**TAREFAS A REALIZAR**
(a) Nas entradas, você pode reescrever as linhas a partir da que contém "Text: • <4 cycles: 42: •" até a que contém "Text: • 18 cisplatin + pemetrexed without", inclusive, trocando "cycles" por "courses" e deixando todo o resto igual?
(b) Como prosseguiria o texto sobre a vinha dada a outros a partir do ponto em que ele para?

**TRECHO DO DOCUMENTO**
◆ ◆ ◆ ◆ ◆
Porque podemos fazer muito para a obra de Deus, mas se não vivemos de acordo
com seus mandamentos, não podemos chamá-Lo de Senhor, como Jesus diz em Mt
7.21-23: "Nem todo aquele que me diz: 'Senhor, Senhor', entrará no
Reino dos céus, mas apenas aquele que faz a vontade de meu Pai que está nos
céus. Muitos me dirão naquele dia: 'Senhor, Senhor, não profetizamos em teu
nome? Em teu nome não expulsamos demônios e não realizamos muitos
milagres?'Então eu lhes direi claramente: Nunca os conheci. Afastem-se de mim
vocês, que praticam o mal!
Da
mesma forma nós não podemos esperar salvação caso não o obedeçamos em seus
mandamentos. Se vivermos assim, mesmo que pareçamos muito religiosos, ou
servindo muito à obra de Deus, seremos rejeitados por Ele.
Porque
Deus condena aqueles que rejeitam o senhorio de Jesus.
Mas
Deus não faz apenas isso. O que nos leva à segunda forma pela qual Deus
restaura o seu povo para a obediência.
Deus
cria um povo obediente a partir de Jesus.
Pois
diz os v. 9-11: dará a vinha a outros. Vocês nunca leram esta passagem das
Escrituras?" 'A pedra que os construtores rejeitaram tornou-se a pedra
angular; isso vem do Senhor, e é algo maravilhoso para nós'. Assim, Deus
cria um povo substituto. É isso que Ele quer dizer com dará a vinha a outros.
Foi isso que Ele fez quando chamou Abrão da casa de seu pai Terá (o qual era idólatra
segundo Js 24.2); quando substituiu os filhos corruptos do sacerdote Eli por
Samuel (1Sm 3.10-4.1); sempre que prometia um remanescente após o exílio (como
em Is 6, que diz que Deus cortaria o povo de Israel, como se corta uma árvore,
mas que restaria um toco, e, dele, nasceria uma nova árvore/ um novo povo). E é
isso que Deus fez com a Igreja, trazendo os gentios (não judeus) e dando a eles
a Sua vinha, como diz 1Pe 2.7-10: Portanto, para vocês, os que crêem, esta
pedra é preciosa; mas para os que não crêem, "a pedra que os construtores
rejeitaram tornou-se a pedra angular" e, "pedra de tropeço e rocha
que faz cair" Os que não crêem tropeçam, porque desobedecem à mensagem;
para o que também foram destinados. Vocês, porém, são geração eleita,
sacerdócio real, nação santa, povo exclusivo de Deus, para anunciar as
grandezas daquele que os chamou das trevas para a sua maravilhosa luz. Antes
vocês nem sequer eram povo, mas agora são povo de Deus; não haviam recebido
misericórdia, mas agora a receberam.
◆ ◆ ◆ ◆ ◆
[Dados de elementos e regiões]
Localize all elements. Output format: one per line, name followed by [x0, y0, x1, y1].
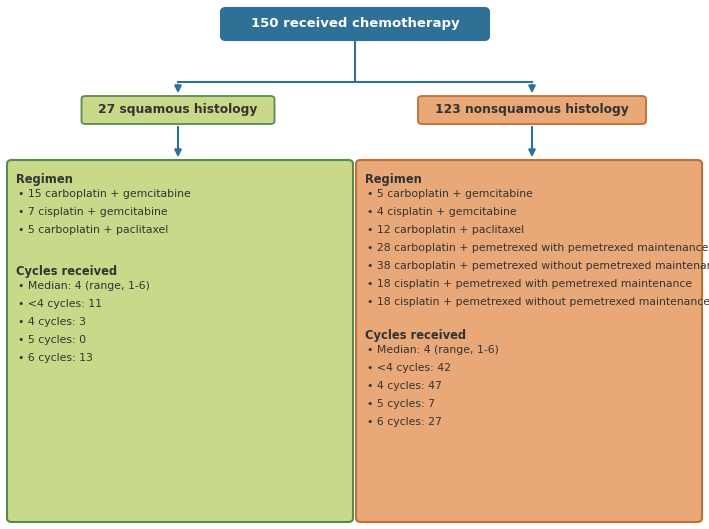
Text: • <4 cycles: 42: • <4 cycles: 42 — [367, 363, 451, 373]
Text: 27 squamous histology: 27 squamous histology — [99, 104, 257, 116]
FancyBboxPatch shape — [7, 160, 353, 522]
Text: • 5 cycles: 0: • 5 cycles: 0 — [18, 335, 86, 345]
Text: • 18 cisplatin + pemetrexed without pemetrexed maintenance: • 18 cisplatin + pemetrexed without peme… — [367, 297, 709, 307]
Text: • 4 cycles: 47: • 4 cycles: 47 — [367, 381, 442, 391]
FancyBboxPatch shape — [356, 160, 702, 522]
Text: • 5 carboplatin + paclitaxel: • 5 carboplatin + paclitaxel — [18, 225, 168, 235]
Text: • 28 carboplatin + pemetrexed with pemetrexed maintenance: • 28 carboplatin + pemetrexed with pemet… — [367, 243, 708, 253]
FancyBboxPatch shape — [82, 96, 274, 124]
Text: Cycles received: Cycles received — [365, 329, 466, 342]
Text: • 6 cycles: 27: • 6 cycles: 27 — [367, 417, 442, 427]
Text: • 18 cisplatin + pemetrexed with pemetrexed maintenance: • 18 cisplatin + pemetrexed with pemetre… — [367, 279, 692, 289]
Text: Regimen: Regimen — [16, 173, 73, 186]
Text: 123 nonsquamous histology: 123 nonsquamous histology — [435, 104, 629, 116]
Text: • Median: 4 (range, 1-6): • Median: 4 (range, 1-6) — [367, 345, 499, 355]
FancyBboxPatch shape — [221, 8, 489, 40]
Text: • 6 cycles: 13: • 6 cycles: 13 — [18, 353, 93, 363]
Text: • 15 carboplatin + gemcitabine: • 15 carboplatin + gemcitabine — [18, 189, 191, 199]
Text: Regimen: Regimen — [365, 173, 422, 186]
Text: • 7 cisplatin + gemcitabine: • 7 cisplatin + gemcitabine — [18, 207, 167, 217]
Text: Cycles received: Cycles received — [16, 265, 117, 278]
Text: 150 received chemotherapy: 150 received chemotherapy — [251, 17, 459, 31]
Text: • 4 cisplatin + gemcitabine: • 4 cisplatin + gemcitabine — [367, 207, 517, 217]
Text: • 4 cycles: 3: • 4 cycles: 3 — [18, 317, 86, 327]
FancyBboxPatch shape — [418, 96, 646, 124]
Text: • 5 cycles: 7: • 5 cycles: 7 — [367, 399, 435, 409]
Text: • 5 carboplatin + gemcitabine: • 5 carboplatin + gemcitabine — [367, 189, 533, 199]
Text: • <4 cycles: 11: • <4 cycles: 11 — [18, 299, 102, 309]
Text: • 38 carboplatin + pemetrexed without pemetrexed maintenance: • 38 carboplatin + pemetrexed without pe… — [367, 261, 709, 271]
Text: • Median: 4 (range, 1-6): • Median: 4 (range, 1-6) — [18, 281, 150, 291]
Text: • 12 carboplatin + paclitaxel: • 12 carboplatin + paclitaxel — [367, 225, 524, 235]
◆ ◆ ◆ ◆ ◆
**RESULTADOS POR TAREFA**
(a)
Text: • <4 courses: 42: • <4 courses: 42 — [367, 363, 451, 373]
Text: 27 squamous histology: 27 squamous histology — [99, 104, 257, 116]
FancyBboxPatch shape — [7, 160, 353, 522]
Text: • 5 courses: 0: • 5 courses: 0 — [18, 335, 86, 345]
Text: • 18 cisplatin + pemetrexed without pemetrexed maintenance: • 18 cisplatin + pemetrexed without peme… — [367, 297, 709, 307]

(b)
É
interessante que esse texto que Jesus citou faz parte do mesmo Salmo (118) que
o povo citou quando, ao verem Jesus entrando em Jerusalém sobre um jumentinho,
disseram "Hosana!" "Bendito é o que vem em nome do
Senhor!" "Bendito é o Reino vindouro de nosso pai Davi!" (Mc 11.9-10).
Quando a multidão disse isso, pensava que Jesus era o rei-salvador enviado por
Deus que traria o Reino de Deus [ver o primeiro artigo da série]. Mas o que
eles não entendiam é que seria necessário que Deus retirasse o que estava
corrompido (como fez na purificação do templo), a fim de estabelecer algo novo
e bom (a Sua Igreja).
Ele
faz isso através de Jesus, como Pedro disse na citação acima e como disse
diante do mesmo Sinédrio, em At 4.11 e 12, Este Jesus é "'a pedra que
vocês, construtores, rejeitaram, e que se tornou a pedra angular' Não há
salvação em nenhum outro, pois, debaixo do céu não há nenhum outro nome dado
aos homens pelo qual devamos ser salvos". Assim, se Jesus é condenação
para os que o rejeitam, é também salvação e misericórdia de Deus para os que se
arrependem e O buscam.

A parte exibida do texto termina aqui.